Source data
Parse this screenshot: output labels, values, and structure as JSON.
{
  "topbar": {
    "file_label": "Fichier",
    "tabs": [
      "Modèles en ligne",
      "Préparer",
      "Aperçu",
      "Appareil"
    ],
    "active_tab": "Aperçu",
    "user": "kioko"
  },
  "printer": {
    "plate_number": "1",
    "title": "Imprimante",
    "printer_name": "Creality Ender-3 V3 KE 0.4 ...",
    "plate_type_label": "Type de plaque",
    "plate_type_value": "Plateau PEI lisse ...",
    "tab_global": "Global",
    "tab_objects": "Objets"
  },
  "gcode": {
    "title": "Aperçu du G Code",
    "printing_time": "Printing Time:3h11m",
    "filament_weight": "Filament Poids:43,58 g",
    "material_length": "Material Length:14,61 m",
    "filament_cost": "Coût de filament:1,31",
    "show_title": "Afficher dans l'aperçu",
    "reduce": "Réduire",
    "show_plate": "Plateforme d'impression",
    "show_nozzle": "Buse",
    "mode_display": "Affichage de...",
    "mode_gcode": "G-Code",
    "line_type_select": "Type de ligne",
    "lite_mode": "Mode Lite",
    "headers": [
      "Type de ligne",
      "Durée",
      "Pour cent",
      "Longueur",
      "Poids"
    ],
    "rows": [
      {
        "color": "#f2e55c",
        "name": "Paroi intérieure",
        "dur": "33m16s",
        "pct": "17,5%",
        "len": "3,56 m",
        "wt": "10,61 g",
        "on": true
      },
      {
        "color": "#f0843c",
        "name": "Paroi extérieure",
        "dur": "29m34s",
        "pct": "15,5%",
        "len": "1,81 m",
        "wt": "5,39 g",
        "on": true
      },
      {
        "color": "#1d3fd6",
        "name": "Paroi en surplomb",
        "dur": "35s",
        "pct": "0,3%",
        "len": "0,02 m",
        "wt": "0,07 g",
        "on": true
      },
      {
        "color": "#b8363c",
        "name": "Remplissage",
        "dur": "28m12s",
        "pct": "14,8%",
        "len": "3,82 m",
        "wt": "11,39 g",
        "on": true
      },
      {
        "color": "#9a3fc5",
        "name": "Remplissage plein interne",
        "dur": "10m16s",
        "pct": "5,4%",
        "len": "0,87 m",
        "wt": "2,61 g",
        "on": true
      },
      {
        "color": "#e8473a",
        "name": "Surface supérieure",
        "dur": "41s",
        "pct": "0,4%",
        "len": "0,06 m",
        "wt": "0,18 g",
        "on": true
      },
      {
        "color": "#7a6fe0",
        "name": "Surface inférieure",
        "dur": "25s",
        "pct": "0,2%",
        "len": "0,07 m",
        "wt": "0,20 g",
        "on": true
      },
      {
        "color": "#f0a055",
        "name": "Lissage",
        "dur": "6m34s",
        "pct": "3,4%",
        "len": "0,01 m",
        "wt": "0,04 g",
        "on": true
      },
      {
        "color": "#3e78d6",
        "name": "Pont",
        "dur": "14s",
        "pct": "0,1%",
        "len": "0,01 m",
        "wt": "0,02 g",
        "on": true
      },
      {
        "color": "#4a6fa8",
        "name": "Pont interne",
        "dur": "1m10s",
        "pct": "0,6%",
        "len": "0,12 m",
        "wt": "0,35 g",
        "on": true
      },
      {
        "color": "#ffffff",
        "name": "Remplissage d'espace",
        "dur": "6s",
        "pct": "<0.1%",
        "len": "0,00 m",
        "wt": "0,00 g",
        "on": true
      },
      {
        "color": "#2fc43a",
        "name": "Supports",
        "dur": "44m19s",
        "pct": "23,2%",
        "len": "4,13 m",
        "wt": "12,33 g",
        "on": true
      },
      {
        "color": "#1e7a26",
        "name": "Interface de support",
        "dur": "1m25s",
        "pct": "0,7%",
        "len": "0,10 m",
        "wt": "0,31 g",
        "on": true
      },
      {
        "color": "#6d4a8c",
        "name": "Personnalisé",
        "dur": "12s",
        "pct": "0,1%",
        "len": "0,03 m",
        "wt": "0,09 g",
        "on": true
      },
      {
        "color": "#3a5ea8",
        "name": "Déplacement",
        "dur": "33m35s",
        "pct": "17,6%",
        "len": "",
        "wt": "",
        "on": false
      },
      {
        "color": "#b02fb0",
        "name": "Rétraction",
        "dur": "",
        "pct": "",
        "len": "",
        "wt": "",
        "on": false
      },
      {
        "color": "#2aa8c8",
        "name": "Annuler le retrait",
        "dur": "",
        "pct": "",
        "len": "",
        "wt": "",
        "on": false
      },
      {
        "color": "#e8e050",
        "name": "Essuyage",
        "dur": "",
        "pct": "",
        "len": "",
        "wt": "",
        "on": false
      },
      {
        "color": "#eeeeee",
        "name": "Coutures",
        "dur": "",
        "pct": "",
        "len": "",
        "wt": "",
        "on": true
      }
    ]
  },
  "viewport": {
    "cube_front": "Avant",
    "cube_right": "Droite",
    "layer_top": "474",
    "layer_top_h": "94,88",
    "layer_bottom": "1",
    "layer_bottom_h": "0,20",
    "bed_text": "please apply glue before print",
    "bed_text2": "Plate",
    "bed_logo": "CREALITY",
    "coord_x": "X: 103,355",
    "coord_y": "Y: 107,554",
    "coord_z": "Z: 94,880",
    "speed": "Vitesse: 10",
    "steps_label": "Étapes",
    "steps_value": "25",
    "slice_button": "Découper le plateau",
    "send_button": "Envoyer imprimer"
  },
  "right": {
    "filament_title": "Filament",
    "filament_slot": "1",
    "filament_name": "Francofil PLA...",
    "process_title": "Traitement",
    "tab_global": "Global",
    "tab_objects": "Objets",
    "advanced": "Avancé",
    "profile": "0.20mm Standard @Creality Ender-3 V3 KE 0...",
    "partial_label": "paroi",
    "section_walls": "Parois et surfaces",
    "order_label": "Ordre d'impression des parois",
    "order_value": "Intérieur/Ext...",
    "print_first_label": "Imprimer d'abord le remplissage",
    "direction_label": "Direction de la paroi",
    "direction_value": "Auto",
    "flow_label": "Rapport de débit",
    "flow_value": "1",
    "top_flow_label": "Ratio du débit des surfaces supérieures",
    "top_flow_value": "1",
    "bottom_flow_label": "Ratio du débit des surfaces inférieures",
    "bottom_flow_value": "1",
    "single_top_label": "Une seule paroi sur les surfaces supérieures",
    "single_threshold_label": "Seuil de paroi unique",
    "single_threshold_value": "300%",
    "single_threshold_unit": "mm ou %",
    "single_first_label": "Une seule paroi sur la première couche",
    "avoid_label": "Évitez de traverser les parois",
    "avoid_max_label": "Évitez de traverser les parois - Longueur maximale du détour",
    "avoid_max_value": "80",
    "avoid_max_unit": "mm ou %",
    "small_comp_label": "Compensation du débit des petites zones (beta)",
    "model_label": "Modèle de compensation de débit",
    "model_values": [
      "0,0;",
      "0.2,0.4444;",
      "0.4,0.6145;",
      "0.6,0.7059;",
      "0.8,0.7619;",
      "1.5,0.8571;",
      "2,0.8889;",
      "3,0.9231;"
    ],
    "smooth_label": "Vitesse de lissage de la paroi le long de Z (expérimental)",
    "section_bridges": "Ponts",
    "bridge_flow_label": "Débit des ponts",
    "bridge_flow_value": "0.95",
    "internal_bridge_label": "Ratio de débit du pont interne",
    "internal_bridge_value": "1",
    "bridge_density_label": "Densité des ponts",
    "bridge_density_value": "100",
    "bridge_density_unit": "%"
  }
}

What is required: Reproduce all data above, unchanged.

Answer to this task:
Parse this screenshot: output labels, values, and structure as JSON.
{
  "topbar": {
    "file_label": "Fichier",
    "tabs": [
      "Modèles en ligne",
      "Préparer",
      "Aperçu",
      "Appareil"
    ],
    "active_tab": "Aperçu",
    "user": "kioko"
  },
  "printer": {
    "plate_number": "1",
    "title": "Imprimante",
    "printer_name": "Creality Ender-3 V3 KE 0.4 ...",
    "plate_type_label": "Type de plaque",
    "plate_type_value": "Plateau PEI lisse ...",
    "tab_global": "Global",
    "tab_objects": "Objets"
  },
  "gcode": {
    "title": "Aperçu du G Code",
    "printing_time": "Printing Time:3h11m",
    "filament_weight": "Filament Poids:43,58 g",
    "material_length": "Material Length:14,61 m",
    "filament_cost": "Coût de filament:1,31",
    "show_title": "Afficher dans l'aperçu",
    "reduce": "Réduire",
    "show_plate": "Plateforme d'impression",
    "show_nozzle": "Buse",
    "mode_display": "Affichage de...",
    "mode_gcode": "G-Code",
    "line_type_select": "Type de ligne",
    "lite_mode": "Mode Lite",
    "headers": [
      "Type de ligne",
      "Durée",
      "Pour cent",
      "Longueur",
      "Poids"
    ],
    "rows": [
      {
        "color": "#f2e55c",
        "name": "Paroi intérieure",
        "dur": "33m16s",
        "pct": "17,5%",
        "len": "3,56 m",
        "wt": "10,61 g",
        "on": true
      },
      {
        "color": "#f0843c",
        "name": "Paroi extérieure",
        "dur": "29m34s",
        "pct": "15,5%",
        "len": "1,81 m",
        "wt": "5,39 g",
        "on": true
      },
      {
        "color": "#1d3fd6",
        "name": "Paroi en surplomb",
        "dur": "35s",
        "pct": "0,3%",
        "len": "0,02 m",
        "wt": "0,07 g",
        "on": true
      },
      {
        "color": "#b8363c",
        "name": "Remplissage",
        "dur": "28m12s",
        "pct": "14,8%",
        "len": "3,82 m",
        "wt": "11,39 g",
        "on": true
      },
      {
        "color": "#9a3fc5",
        "name": "Remplissage plein interne",
        "dur": "10m16s",
        "pct": "5,4%",
        "len": "0,87 m",
        "wt": "2,61 g",
        "on": true
      },
      {
        "color": "#e8473a",
        "name": "Surface supérieure",
        "dur": "41s",
        "pct": "0,4%",
        "len": "0,06 m",
        "wt": "0,18 g",
        "on": true
      },
      {
        "color": "#7a6fe0",
        "name": "Surface inférieure",
        "dur": "25s",
        "pct": "0,2%",
        "len": "0,07 m",
        "wt": "0,20 g",
        "on": true
      },
      {
        "color": "#f0a055",
        "name": "Lissage",
        "dur": "6m34s",
        "pct": "3,4%",
        "len": "0,01 m",
        "wt": "0,04 g",
        "on": true
      },
      {
        "color": "#3e78d6",
        "name": "Pont",
        "dur": "14s",
        "pct": "0,1%",
        "len": "0,01 m",
        "wt": "0,02 g",
        "on": true
      },
      {
        "color": "#4a6fa8",
        "name": "Pont interne",
        "dur": "1m10s",
        "pct": "0,6%",
        "len": "0,12 m",
        "wt": "0,35 g",
        "on": true
      },
      {
        "color": "#ffffff",
        "name": "Remplissage d'espace",
        "dur": "6s",
        "pct": "<0.1%",
        "len": "0,00 m",
        "wt": "0,00 g",
        "on": true
      },
      {
        "color": "#2fc43a",
        "name": "Supports",
        "dur": "44m19s",
        "pct": "23,2%",
        "len": "4,13 m",
        "wt": "12,33 g",
        "on": true
      },
      {
        "color": "#1e7a26",
        "name": "Interface de support",
        "dur": "1m25s",
        "pct": "0,7%",
        "len": "0,10 m",
        "wt": "0,31 g",
        "on": true
      },
      {
        "color": "#6d4a8c",
        "name": "Personnalisé",
        "dur": "12s",
        "pct": "0,1%",
        "len": "0,03 m",
        "wt": "0,09 g",
        "on": true
      },
      {
        "color": "#3a5ea8",
        "name": "Déplacement",
        "dur": "33m35s",
        "pct": "17,6%",
        "len": "",
        "wt": "",
        "on": false
      },
      {
        "color": "#b02fb0",
        "name": "Rétraction",
        "dur": "",
        "pct": "",
        "len": "",
        "wt": "",
        "on": false
      },
      {
        "color": "#2aa8c8",
        "name": "Annuler le retrait",
        "dur": "",
        "pct": "",
        "len": "",
        "wt": "",
        "on": false
      },
      {
        "color": "#e8e050",
        "name": "Essuyage",
        "dur": "",
        "pct": "",
        "len": "",
        "wt": "",
        "on": false
      },
      {
        "color": "#eeeeee",
        "name": "Coutures",
        "dur": "",
        "pct": "",
        "len": "",
        "wt": "",
        "on": true
      }
    ]
  },
  "viewport": {
    "cube_front": "Avant",
    "cube_right": "Droite",
    "layer_top": "474",
    "layer_top_h": "94,88",
    "layer_bottom": "1",
    "layer_bottom_h": "0,20",
    "bed_text": "please apply glue before print",
    "bed_text2": "Plate",
    "bed_logo": "CREALITY",
    "coord_x": "X: 103,355",
    "coord_y": "Y: 107,554",
    "coord_z": "Z: 94,880",
    "speed": "Vitesse: 10",
    "steps_label": "Étapes",
    "steps_value": "25",
    "slice_button": "Découper le plateau",
    "send_button": "Envoyer imprimer"
  },
  "right": {
    "filament_title": "Filament",
    "filament_slot": "1",
    "filament_name": "Francofil PLA...",
    "process_title": "Traitement",
    "tab_global": "Global",
    "tab_objects": "Objets",
    "advanced": "Avancé",
    "profile": "0.20mm Standard @Creality Ender-3 V3 KE 0...",
    "partial_label": "paroi",
    "section_walls": "Parois et surfaces",
    "order_label": "Ordre d'impression des parois",
    "order_value": "Intérieur/Ext...",
    "print_first_label": "Imprimer d'abord le remplissage",
    "direction_label": "Direction de la paroi",
    "direction_value": "Auto",
    "flow_label": "Rapport de débit",
    "flow_value": "1",
    "top_flow_label": "Ratio du débit des surfaces supérieures",
    "top_flow_value": "1",
    "bottom_flow_label": "Ratio du débit des surfaces inférieures",
    "bottom_flow_value": "1",
    "single_top_label": "Une seule paroi sur les surfaces supérieures",
    "single_threshold_label": "Seuil de paroi unique",
    "single_threshold_value": "300%",
    "single_threshold_unit": "mm ou %",
    "single_first_label": "Une seule paroi sur la première couche",
    "avoid_label": "Évitez de traverser les parois",
    "avoid_max_label": "Évitez de traverser les parois - Longueur maximale du détour",
    "avoid_max_value": "80",
    "avoid_max_unit": "mm ou %",
    "small_comp_label": "Compensation du débit des petites zones (beta)",
    "model_label": "Modèle de compensation de débit",
    "model_values": [
      "0,0;",
      "0.2,0.4444;",
      "0.4,0.6145;",
      "0.6,0.7059;",
      "0.8,0.7619;",
      "1.5,0.8571;",
      "2,0.8889;",
      "3,0.9231;"
    ],
    "smooth_label": "Vitesse de lissage de la paroi le long de Z (expérimental)",
    "section_bridges": "Ponts",
    "bridge_flow_label": "Débit des ponts",
    "bridge_flow_value": "0.95",
    "internal_bridge_label": "Ratio de débit du pont interne",
    "internal_bridge_value": "1",
    "bridge_density_label": "Densité des ponts",
    "bridge_density_value": "100",
    "bridge_density_unit": "%"
  }
}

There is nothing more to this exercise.